>>

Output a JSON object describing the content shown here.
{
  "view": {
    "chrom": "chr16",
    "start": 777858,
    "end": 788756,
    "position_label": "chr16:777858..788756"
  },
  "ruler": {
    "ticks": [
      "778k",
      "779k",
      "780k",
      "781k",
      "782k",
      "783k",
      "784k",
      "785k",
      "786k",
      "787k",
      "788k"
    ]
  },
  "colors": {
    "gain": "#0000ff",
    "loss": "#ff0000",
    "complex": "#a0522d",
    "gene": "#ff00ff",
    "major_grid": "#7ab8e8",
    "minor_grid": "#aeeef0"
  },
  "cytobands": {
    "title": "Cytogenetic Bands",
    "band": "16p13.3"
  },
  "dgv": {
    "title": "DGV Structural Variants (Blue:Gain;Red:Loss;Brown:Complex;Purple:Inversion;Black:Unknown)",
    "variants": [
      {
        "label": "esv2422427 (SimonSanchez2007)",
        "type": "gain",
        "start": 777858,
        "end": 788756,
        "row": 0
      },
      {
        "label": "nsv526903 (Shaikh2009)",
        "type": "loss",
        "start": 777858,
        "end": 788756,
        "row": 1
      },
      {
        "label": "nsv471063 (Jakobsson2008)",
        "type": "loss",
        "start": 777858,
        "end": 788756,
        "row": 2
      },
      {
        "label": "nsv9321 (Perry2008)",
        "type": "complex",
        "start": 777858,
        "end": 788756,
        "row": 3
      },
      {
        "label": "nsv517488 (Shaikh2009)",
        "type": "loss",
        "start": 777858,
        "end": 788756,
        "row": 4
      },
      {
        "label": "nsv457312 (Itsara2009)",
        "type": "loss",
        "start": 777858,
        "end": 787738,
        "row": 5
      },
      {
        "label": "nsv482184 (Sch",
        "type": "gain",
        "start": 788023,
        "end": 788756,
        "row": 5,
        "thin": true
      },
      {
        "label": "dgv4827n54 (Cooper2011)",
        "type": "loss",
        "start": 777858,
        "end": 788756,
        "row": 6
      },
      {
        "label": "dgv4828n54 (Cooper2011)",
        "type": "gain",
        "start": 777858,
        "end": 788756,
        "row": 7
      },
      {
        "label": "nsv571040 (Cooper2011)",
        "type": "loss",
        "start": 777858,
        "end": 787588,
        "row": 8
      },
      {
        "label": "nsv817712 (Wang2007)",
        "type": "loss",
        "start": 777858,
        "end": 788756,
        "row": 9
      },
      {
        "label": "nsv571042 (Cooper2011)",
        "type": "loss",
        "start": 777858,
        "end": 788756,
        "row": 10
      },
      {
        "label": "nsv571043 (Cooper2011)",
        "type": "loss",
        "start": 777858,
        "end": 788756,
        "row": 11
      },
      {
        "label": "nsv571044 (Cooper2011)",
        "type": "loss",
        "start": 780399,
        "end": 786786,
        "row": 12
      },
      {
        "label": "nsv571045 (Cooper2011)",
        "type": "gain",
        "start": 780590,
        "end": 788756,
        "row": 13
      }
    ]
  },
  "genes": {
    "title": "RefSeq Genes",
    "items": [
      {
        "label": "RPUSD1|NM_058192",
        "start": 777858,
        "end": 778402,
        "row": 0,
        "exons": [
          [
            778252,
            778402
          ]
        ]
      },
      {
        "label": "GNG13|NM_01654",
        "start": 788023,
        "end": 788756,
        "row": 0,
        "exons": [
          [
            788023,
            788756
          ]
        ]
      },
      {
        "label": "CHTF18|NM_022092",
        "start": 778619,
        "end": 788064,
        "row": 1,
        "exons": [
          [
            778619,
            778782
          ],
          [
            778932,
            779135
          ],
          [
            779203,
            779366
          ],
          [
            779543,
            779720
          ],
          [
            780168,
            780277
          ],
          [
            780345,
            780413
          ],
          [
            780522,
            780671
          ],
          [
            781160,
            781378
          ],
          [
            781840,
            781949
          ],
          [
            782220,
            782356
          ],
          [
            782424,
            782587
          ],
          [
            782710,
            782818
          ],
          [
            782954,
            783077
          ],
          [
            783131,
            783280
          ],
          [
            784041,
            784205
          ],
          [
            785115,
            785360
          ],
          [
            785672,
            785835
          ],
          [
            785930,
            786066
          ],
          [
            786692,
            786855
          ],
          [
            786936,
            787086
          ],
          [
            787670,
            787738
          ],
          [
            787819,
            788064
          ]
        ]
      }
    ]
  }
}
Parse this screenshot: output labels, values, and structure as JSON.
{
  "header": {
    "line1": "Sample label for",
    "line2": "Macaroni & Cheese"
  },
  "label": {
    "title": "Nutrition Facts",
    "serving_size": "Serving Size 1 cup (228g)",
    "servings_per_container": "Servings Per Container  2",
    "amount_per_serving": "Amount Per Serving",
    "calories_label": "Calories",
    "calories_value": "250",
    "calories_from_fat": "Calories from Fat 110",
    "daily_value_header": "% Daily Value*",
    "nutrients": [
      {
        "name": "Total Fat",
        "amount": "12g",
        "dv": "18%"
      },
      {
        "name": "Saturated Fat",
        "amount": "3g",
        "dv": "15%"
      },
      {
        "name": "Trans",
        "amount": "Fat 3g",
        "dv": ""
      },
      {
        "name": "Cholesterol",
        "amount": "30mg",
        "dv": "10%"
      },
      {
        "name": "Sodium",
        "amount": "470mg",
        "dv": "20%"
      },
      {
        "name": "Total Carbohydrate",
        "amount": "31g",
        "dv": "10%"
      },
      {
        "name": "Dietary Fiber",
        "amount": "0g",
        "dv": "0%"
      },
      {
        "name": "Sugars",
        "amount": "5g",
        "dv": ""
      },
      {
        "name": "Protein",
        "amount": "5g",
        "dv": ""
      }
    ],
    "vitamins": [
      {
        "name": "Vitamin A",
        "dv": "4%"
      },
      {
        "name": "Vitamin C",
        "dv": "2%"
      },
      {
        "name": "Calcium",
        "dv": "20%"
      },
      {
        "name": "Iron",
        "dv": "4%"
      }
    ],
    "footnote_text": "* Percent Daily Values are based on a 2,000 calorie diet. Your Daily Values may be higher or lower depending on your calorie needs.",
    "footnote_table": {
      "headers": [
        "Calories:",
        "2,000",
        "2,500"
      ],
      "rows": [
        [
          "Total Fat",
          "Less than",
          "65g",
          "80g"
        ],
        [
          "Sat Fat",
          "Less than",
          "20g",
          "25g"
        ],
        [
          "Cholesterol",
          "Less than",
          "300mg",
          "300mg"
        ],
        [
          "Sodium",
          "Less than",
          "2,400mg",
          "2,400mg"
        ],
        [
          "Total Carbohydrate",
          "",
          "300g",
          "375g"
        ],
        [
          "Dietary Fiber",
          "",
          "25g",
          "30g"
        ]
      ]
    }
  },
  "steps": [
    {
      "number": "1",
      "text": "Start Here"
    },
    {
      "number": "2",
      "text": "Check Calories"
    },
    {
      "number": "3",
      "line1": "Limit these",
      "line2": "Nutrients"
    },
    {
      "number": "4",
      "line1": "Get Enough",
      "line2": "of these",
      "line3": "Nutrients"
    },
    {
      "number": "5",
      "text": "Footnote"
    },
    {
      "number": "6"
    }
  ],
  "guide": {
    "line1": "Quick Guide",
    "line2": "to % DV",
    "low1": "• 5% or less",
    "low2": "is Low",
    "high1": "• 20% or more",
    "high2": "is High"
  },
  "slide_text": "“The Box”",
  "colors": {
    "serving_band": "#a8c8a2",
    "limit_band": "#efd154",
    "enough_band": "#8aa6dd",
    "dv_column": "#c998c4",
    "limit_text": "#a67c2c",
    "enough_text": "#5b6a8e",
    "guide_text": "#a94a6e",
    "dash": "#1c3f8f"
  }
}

<<

— Prompt —
Lines from the records above that hold "JSON" are the ones to list.

— Written solution —
Output a JSON object describing the content shown here.
Parse this screenshot: output labels, values, and structure as JSON.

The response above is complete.